The Randomness Floor: Measuring Intrinsic Non-Randomness in Language Model Token Distributions

Hryszko, Jarosław

Abstract:Language models cannot be random. This paper introduces Entropic Deviation (ED), the normalised KL divergence between a model's token distribution and the uniform distribution, and measures it systematically across 31,200 generations spanning seven models, two architectures (transformer and state space), nine prompt categories, three temperatures, and five languages. Under semantically neutral prompts (empty strings, random characters, nonsense syllables) transformers still exhibit ED of approximately 0.30, meaning that 88-93% of the non-randomness observed under semantic prompts is intrinsic to the learned weights rather than induced by context. Three transformer families (Gemma, Llama, Qwen) converge on nearly identical ED values despite different training data and vocabularies. A state space model (Mamba2) reveals a qualitatively different regime: twice the ED, three times lower within-sequence variance, and massive sensitivity to temperature (r = -0.78) where transformers are nearly immune (r < 0.05). Cross-lingual experiments with Qwen-32B show a stable gradient across five languages (English, Japanese, Chinese, Polish, Arabic) that does not correlate with token fertility and persists when two languages sharing an identical tokeniser subset are compared. These findings establish a structural lower bound on randomness in pretrained language models, characterise how this bound differs across architectures, and demonstrate that language itself modulates the bound independently of tokenisation.

EXERCISE INSTRUCTIONS |
a – Summarize the abstract on Entropic Deviation in two sentences.
b – State whether each statement agrees with the abstract on Entropic Deviation, answering yes or no and quoting the deciding words: (i) Polish was among the languages studied; (ii) transformers are strongly sensitive to temperature; (iii) the cross-lingual gradient correlates with token fertility.
Rely on the abstract alone in your responses.

DATA EXCERPTS |

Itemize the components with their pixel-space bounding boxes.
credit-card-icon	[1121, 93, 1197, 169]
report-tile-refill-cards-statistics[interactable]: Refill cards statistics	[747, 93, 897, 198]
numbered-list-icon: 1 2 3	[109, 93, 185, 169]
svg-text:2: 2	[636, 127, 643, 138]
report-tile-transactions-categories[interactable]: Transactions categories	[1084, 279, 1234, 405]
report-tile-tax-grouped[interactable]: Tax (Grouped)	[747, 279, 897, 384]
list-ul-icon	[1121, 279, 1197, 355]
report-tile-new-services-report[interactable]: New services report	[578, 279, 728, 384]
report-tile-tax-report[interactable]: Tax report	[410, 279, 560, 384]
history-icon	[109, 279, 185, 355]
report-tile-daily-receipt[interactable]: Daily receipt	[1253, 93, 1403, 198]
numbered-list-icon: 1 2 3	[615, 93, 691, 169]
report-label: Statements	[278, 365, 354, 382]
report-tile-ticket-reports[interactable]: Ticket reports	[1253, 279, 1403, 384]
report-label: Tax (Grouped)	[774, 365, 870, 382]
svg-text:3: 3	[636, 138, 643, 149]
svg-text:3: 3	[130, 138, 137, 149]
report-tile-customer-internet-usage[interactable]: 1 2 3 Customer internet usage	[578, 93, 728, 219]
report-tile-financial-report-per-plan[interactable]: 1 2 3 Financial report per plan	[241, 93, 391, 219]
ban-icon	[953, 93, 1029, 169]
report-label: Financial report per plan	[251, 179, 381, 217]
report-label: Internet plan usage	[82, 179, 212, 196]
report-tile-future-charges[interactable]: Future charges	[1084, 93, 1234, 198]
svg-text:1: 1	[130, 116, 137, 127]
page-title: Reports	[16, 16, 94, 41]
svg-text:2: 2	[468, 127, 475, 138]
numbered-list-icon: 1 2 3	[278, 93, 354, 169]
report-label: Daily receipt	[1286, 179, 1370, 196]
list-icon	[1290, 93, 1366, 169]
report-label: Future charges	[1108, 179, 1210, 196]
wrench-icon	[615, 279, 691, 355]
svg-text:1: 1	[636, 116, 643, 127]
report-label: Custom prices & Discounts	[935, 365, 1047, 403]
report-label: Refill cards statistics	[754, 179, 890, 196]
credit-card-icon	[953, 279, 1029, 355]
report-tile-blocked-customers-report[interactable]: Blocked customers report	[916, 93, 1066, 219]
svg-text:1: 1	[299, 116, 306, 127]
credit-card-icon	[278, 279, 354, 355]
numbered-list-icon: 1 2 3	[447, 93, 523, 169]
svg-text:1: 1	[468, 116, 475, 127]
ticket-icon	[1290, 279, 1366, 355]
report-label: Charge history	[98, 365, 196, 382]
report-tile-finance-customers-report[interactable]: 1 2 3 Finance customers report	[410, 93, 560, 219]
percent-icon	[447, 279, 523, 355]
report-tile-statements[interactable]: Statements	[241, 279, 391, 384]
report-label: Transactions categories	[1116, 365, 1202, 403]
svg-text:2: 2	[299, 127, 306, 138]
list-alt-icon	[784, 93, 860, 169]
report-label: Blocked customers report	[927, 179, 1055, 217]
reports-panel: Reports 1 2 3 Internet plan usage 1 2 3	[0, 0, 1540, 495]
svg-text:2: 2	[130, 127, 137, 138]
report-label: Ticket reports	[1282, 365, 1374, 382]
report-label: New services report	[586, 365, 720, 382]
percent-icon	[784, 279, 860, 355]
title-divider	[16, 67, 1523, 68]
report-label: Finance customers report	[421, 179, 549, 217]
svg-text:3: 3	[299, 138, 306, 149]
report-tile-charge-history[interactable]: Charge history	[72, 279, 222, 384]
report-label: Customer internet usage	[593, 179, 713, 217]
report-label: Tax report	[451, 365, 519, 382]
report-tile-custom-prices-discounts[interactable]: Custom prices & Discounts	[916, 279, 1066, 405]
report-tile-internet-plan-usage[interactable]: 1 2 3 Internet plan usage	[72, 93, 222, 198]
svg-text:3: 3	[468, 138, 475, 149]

REPLIES |
a – The paper defines Entropic Deviation as the normalized KL divergence between a model's token distribution and the uniform distribution, and it measures this across 31,200 generations spanning seven models, two architectures, nine prompt categories, three temperatures, and five languages. Transformers keep an ED of about 0.30 even under semantically neutral prompts, while the state space model Mamba2 shows twice the ED and strong temperature sensitivity, and a stable gradient across five languages does not correlate with token fertility.

b –
(i) Yes: "five languages (English, Japanese, Chinese, Polish, Arabic)"
(ii) No: "transformers are nearly immune (r < 0.05)"
(iii) No: "does not correlate with token fertility"